## START Data entries

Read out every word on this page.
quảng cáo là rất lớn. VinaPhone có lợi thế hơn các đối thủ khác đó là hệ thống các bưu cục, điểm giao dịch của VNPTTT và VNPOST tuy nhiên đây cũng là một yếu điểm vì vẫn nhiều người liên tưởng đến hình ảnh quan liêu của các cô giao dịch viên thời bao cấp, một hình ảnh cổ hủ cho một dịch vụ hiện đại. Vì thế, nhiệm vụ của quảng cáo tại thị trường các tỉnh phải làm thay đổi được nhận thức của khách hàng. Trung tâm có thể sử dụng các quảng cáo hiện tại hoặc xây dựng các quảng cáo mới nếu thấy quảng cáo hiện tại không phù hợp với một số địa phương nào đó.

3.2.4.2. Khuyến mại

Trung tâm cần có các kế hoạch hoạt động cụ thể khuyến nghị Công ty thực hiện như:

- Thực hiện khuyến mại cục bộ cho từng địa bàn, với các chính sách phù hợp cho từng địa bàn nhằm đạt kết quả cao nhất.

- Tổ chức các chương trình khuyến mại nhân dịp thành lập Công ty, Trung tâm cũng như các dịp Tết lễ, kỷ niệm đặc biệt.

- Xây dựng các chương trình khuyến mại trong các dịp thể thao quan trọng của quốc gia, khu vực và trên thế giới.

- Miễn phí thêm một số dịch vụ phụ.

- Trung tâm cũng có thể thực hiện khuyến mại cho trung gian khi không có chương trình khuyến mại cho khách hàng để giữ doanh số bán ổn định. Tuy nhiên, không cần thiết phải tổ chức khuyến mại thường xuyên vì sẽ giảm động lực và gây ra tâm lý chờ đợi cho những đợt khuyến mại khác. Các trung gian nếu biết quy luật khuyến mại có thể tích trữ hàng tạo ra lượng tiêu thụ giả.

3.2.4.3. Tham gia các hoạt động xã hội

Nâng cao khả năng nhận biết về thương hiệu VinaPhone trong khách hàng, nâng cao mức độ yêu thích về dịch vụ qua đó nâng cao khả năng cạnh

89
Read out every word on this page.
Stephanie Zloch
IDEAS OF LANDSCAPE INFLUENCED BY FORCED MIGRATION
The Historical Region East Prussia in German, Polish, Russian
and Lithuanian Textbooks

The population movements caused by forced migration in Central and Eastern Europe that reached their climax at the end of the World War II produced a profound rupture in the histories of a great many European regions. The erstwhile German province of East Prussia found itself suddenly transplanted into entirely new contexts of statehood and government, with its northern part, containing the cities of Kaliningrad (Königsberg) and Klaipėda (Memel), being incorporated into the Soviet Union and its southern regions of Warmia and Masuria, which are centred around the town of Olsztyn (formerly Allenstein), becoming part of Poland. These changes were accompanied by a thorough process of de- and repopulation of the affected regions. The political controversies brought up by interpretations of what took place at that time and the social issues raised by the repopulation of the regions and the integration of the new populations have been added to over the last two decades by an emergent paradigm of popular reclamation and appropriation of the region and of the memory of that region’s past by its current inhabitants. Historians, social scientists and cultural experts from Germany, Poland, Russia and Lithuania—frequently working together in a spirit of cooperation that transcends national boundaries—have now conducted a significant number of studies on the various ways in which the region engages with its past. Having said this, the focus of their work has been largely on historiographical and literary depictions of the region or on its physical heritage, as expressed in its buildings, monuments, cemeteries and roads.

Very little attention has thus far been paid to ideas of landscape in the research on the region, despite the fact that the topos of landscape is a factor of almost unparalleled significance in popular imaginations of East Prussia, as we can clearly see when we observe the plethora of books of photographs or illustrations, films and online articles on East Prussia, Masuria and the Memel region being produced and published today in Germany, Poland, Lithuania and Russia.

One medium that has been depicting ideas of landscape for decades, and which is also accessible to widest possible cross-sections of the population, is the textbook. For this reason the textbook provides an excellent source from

## END Data entries

In the lines above, locate the string "quan". Copy every line where it occurs.

_Answer in full_
quảng cáo là rất lớn. VinaPhone có lợi thế hơn các đối thủ khác đó là hệ thống các bưu cục, điểm giao dịch của VNPTTT và VNPOST tuy nhiên đây cũng là một yếu điểm vì vẫn nhiều người liên tưởng đến hình ảnh quan liêu của các cô giao dịch viên thời bao cấp, một hình ảnh cổ hủ cho một dịch vụ hiện đại. Vì thế, nhiệm vụ của quảng cáo tại thị trường các tỉnh phải làm thay đổi được nhận thức của khách hàng. Trung tâm có thể sử dụng các quảng cáo hiện tại hoặc xây dựng các quảng cáo mới nếu thấy quảng cáo hiện tại không phù hợp với một số địa phương nào đó.
- Xây dựng các chương trình khuyến mại trong các dịp thể thao quan trọng của quốc gia, khu vực và trên thế giới.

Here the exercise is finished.